- _PROBLEM STATEMENT_: Swap "black-cell" for "filled-square" in the lines from the first line to the line with "51, 51, 66]", leaving everything else unchanged. Give back only those lines.

- _GIVEN DATA_:
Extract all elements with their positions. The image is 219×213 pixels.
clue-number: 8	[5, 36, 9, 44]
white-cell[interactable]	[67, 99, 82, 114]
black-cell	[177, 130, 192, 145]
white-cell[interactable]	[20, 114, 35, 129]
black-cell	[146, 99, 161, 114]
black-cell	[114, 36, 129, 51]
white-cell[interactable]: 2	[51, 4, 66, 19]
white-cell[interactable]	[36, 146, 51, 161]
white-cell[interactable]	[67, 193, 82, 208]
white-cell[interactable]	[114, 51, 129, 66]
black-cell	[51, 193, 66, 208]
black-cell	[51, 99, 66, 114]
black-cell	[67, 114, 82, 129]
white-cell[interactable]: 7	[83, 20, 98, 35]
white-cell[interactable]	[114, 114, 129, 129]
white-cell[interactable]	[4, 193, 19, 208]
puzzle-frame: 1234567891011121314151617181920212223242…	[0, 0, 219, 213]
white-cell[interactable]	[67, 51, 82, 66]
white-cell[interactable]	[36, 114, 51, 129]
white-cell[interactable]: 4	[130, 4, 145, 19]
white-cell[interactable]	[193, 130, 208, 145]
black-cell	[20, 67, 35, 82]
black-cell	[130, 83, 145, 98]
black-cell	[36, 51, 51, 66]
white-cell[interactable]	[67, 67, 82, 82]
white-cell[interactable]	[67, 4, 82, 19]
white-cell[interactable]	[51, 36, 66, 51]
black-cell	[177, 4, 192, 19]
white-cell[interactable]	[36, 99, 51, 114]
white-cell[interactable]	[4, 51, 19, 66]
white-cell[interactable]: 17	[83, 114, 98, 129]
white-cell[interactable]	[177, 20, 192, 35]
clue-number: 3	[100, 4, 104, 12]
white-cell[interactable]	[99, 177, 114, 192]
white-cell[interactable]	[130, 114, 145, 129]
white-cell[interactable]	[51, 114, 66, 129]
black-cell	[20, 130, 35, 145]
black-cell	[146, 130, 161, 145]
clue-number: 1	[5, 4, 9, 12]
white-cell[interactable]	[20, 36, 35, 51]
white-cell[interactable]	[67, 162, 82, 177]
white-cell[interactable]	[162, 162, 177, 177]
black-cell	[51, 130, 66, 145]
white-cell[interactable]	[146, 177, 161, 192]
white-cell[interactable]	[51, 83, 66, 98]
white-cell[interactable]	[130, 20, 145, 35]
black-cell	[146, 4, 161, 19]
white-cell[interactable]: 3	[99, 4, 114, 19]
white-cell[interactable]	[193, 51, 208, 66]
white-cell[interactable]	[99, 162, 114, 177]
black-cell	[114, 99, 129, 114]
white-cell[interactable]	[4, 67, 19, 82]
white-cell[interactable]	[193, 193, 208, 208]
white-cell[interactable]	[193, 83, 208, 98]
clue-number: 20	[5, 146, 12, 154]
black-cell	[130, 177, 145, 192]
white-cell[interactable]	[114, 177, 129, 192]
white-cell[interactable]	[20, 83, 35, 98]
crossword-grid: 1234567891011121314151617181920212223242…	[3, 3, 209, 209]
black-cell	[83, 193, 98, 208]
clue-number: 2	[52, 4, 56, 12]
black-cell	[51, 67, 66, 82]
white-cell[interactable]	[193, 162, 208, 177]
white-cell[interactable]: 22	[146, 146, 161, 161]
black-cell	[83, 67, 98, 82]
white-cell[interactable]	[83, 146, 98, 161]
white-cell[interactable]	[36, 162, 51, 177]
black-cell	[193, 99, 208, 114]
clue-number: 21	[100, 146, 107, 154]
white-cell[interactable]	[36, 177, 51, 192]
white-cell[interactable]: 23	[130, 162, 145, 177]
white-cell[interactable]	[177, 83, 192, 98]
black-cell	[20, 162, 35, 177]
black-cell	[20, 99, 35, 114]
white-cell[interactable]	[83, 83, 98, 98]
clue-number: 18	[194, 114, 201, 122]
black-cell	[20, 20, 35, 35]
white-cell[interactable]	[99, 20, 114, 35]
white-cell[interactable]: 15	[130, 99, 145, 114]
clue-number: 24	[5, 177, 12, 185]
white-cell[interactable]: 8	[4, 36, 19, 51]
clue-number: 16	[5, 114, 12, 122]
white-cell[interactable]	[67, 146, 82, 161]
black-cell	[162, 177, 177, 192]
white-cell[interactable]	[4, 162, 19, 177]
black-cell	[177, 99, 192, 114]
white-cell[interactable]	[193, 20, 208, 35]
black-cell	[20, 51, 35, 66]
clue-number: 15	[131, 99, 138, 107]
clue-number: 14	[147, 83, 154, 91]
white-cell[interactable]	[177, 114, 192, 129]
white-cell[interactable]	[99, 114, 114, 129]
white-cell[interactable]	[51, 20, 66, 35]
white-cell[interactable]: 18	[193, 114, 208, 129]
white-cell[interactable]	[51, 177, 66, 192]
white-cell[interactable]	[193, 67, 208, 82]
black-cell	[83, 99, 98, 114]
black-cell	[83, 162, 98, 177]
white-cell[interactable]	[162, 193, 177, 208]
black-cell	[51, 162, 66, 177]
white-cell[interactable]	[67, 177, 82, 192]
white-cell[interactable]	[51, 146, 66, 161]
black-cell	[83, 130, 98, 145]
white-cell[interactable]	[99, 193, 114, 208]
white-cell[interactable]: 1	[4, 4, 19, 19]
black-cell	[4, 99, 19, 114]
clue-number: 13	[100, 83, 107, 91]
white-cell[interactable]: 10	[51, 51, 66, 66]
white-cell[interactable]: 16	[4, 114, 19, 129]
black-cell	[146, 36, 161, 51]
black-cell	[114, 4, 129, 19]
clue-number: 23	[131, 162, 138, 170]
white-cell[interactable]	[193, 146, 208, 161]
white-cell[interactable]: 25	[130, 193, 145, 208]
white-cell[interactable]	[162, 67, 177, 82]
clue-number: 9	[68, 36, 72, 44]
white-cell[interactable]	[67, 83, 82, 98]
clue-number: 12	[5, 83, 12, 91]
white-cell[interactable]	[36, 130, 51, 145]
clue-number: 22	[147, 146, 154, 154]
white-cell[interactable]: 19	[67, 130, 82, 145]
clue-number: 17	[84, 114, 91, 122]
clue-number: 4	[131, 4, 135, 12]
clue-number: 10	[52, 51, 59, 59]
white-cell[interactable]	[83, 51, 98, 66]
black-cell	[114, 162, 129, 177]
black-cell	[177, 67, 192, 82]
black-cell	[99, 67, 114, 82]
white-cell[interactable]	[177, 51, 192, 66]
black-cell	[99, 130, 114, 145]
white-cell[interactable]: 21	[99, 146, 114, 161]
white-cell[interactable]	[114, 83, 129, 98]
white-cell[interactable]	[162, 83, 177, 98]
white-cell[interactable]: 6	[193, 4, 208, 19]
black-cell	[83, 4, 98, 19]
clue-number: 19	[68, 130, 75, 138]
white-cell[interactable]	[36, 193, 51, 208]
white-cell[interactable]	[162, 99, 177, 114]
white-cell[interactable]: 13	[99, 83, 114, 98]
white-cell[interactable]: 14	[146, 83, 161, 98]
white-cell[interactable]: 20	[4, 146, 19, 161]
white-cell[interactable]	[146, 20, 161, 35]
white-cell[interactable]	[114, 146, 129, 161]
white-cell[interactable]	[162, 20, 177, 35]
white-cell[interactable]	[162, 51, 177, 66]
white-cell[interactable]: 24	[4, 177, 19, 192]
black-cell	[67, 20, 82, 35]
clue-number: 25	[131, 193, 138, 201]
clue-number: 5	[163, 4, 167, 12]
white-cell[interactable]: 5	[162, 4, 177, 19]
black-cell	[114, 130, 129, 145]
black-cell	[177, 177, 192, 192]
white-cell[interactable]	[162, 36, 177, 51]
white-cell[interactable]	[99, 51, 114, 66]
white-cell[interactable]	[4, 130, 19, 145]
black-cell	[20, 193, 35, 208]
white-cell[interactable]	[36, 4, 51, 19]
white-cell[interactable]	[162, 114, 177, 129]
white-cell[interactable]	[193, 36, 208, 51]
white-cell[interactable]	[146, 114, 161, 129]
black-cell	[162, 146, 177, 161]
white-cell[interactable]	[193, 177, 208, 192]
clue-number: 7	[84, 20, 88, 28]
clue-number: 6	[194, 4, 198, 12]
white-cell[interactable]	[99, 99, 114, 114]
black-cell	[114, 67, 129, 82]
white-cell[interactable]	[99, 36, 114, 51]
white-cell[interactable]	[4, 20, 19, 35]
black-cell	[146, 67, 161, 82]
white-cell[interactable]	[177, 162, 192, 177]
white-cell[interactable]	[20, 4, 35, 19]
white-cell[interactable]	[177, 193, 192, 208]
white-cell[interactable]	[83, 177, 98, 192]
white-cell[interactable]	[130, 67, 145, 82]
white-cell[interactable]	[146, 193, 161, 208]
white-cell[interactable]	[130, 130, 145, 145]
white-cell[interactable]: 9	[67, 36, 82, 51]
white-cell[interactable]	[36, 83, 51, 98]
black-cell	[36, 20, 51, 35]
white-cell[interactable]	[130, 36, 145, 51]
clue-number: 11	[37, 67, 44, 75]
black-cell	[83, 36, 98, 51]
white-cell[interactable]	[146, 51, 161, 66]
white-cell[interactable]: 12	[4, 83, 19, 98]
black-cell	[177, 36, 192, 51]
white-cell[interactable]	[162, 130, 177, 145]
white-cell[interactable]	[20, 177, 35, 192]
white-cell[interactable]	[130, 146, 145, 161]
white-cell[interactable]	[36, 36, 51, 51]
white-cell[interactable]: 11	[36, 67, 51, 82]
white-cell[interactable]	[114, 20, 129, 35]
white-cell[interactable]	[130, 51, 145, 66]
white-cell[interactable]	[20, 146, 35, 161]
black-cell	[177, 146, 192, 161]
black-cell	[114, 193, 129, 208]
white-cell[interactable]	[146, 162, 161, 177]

- _CORRECT RESPONSE_:
Extract all elements with their positions. The image is 219×213 pixels.
clue-number: 8	[5, 36, 9, 44]
white-cell[interactable]	[67, 99, 82, 114]
filled-square	[177, 130, 192, 145]
white-cell[interactable]	[20, 114, 35, 129]
filled-square	[146, 99, 161, 114]
filled-square	[114, 36, 129, 51]
white-cell[interactable]: 2	[51, 4, 66, 19]
white-cell[interactable]	[36, 146, 51, 161]
white-cell[interactable]	[67, 193, 82, 208]
white-cell[interactable]	[114, 51, 129, 66]
filled-square	[51, 193, 66, 208]
filled-square	[51, 99, 66, 114]
filled-square	[67, 114, 82, 129]
white-cell[interactable]: 7	[83, 20, 98, 35]
white-cell[interactable]	[114, 114, 129, 129]
white-cell[interactable]	[4, 193, 19, 208]
puzzle-frame: 1234567891011121314151617181920212223242…	[0, 0, 219, 213]
white-cell[interactable]	[67, 51, 82, 66]
white-cell[interactable]	[36, 114, 51, 129]
white-cell[interactable]: 4	[130, 4, 145, 19]
white-cell[interactable]	[193, 130, 208, 145]
filled-square	[20, 67, 35, 82]
filled-square	[130, 83, 145, 98]
filled-square	[36, 51, 51, 66]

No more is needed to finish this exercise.